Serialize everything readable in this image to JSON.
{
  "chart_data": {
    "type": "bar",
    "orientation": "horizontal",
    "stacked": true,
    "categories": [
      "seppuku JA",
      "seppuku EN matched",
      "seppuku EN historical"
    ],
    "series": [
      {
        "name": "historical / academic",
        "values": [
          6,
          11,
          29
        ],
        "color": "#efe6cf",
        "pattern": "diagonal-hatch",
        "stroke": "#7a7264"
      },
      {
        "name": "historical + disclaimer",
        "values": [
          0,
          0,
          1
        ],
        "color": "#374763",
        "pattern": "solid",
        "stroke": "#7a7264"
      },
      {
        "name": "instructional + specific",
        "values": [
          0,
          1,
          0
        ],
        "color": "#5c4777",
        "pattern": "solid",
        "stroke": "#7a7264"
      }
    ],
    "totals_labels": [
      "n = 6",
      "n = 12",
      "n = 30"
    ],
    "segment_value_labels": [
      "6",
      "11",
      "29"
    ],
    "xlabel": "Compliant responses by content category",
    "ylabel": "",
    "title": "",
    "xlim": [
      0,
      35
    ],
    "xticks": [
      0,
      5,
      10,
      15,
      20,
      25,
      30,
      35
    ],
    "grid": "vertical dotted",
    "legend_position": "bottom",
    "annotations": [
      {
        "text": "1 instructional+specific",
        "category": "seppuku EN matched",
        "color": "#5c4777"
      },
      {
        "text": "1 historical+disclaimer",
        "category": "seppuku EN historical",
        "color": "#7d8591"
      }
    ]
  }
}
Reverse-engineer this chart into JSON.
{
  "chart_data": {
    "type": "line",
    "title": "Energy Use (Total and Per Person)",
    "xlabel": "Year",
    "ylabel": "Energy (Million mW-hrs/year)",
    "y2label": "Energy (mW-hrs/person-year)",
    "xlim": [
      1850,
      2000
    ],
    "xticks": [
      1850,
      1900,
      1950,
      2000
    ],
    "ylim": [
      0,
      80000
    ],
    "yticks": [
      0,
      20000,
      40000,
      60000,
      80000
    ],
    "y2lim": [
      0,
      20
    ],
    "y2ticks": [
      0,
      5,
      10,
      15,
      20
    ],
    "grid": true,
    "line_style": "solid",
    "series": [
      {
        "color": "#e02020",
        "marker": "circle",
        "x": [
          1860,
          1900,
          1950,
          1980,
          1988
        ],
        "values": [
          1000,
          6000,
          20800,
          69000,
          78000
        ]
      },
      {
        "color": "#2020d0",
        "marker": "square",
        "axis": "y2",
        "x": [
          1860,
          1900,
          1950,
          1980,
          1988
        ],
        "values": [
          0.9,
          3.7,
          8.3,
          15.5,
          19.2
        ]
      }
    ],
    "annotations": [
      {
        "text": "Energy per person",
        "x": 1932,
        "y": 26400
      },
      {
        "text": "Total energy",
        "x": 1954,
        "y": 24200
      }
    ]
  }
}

※

Extract every line of the records above that contains the word "disclaimer".

● Answer to this task:
        "name": "historical + disclaimer",
        "text": "1 historical+disclaimer",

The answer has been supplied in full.